WHAT THE TASK ASKS:
Check each line of the data, and copy those where "Figura" appears.

RECORDS SUPPLIED:
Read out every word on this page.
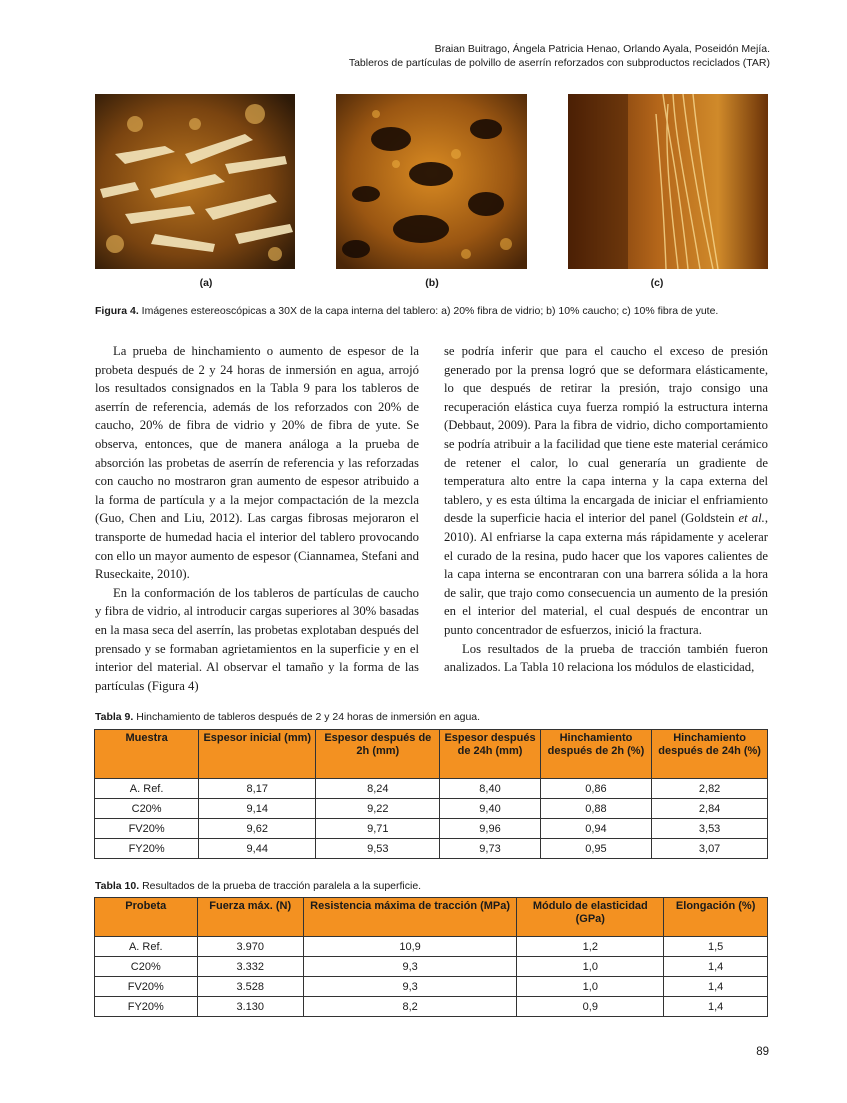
Braian Buitrago, Ángela Patricia Henao, Orlando Ayala, Poseidón Mejía.
Tableros de partículas de polvillo de aserrín reforzados con subproductos reciclados (TAR)
(a)	(b)	(c)
Figura 4. Imágenes estereoscópicas a 30X de la capa interna del tablero: a) 20% fibra de vidrio; b) 10% caucho; c) 10% fibra de yute.

La prueba de hinchamiento o aumento de espesor de la probeta después de 2 y 24 horas de inmersión en agua, arrojó los resultados consignados en la Tabla 9 para los tableros de aserrín de referencia, además de los reforzados con 20% de caucho, 20% de fibra de vidrio y 20% de fibra de yute. Se observa, entonces, que de manera análoga a la prueba de absorción las probetas de aserrín de referencia y las reforzadas con caucho no mostraron gran aumento de espesor atribuido a la forma de partícula y a la mejor compactación de la mezcla (Guo, Chen and Liu, 2012). Las cargas fibrosas mejoraron el transporte de humedad hacia el interior del tablero provocando con ello un mayor aumento de espesor (Ciannamea, Stefani and Ruseckaite, 2010).

En la conformación de los tableros de partículas de caucho y fibra de vidrio, al introducir cargas superiores al 30% basadas en la masa seca del aserrín, las probetas explotaban después del prensado y se formaban agrietamientos en la superficie y en el interior del material. Al observar el tamaño y la forma de las partículas (Figura 4)

se podría inferir que para el caucho el exceso de presión generado por la prensa logró que se deformara elásticamente, lo que después de retirar la presión, trajo consigo una recuperación elástica cuya fuerza rompió la estructura interna (Debbaut, 2009). Para la fibra de vidrio, dicho comportamiento se podría atribuir a la facilidad que tiene este material cerámico de retener el calor, lo cual generaría un gradiente de temperatura alto entre la capa interna y la capa externa del tablero, y es esta última la encargada de iniciar el enfriamiento desde la superficie hacia el interior del panel (Goldstein et al., 2010). Al enfriarse la capa externa más rápidamente y acelerar el curado de la resina, pudo hacer que los vapores calientes de la capa interna se encontraran con una barrera sólida a la hora de salir, que trajo como consecuencia un aumento de la presión en el interior del material, el cual después de encontrar un punto concentrador de esfuerzos, inició la fractura.

Los resultados de la prueba de tracción también fueron analizados. La Tabla 10 relaciona los módulos de elasticidad,

Tabla 9. Hinchamiento de tableros después de 2 y 24 horas de inmersión en agua.
Muestra	Espesor inicial (mm)	Espesor después de 2h (mm)	Espesor después de 24h (mm)	Hinchamiento después de 2h (%)	Hinchamiento después de 24h (%)
A. Ref.	8,17	8,24	8,40	0,86	2,82
C20%	9,14	9,22	9,40	0,88	2,84
FV20%	9,62	9,71	9,96	0,94	3,53
FY20%	9,44	9,53	9,73	0,95	3,07
Tabla 10. Resultados de la prueba de tracción paralela a la superficie.
Probeta	Fuerza máx. (N)	Resistencia máxima de tracción (MPa)	Módulo de elasticidad (GPa)	Elongación (%)
A. Ref.	3.970	10,9	1,2	1,5
C20%	3.332	9,3	1,0	1,4
FV20%	3.528	9,3	1,0	1,4
FY20%	3.130	8,2	0,9	1,4
89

ANSWER TO THIS PROBLEM:
Figura 4. Imágenes estereoscópicas a 30X de la capa interna del tablero: a) 20% fibra de vidrio; b) 10% caucho; c) 10% fibra de yute.
En la conformación de los tableros de partículas de caucho y fibra de vidrio, al introducir cargas superiores al 30% basadas en la masa seca del aserrín, las probetas explotaban después del prensado y se formaban agrietamientos en la superficie y en el interior del material. Al observar el tamaño y la forma de las partículas (Figura 4)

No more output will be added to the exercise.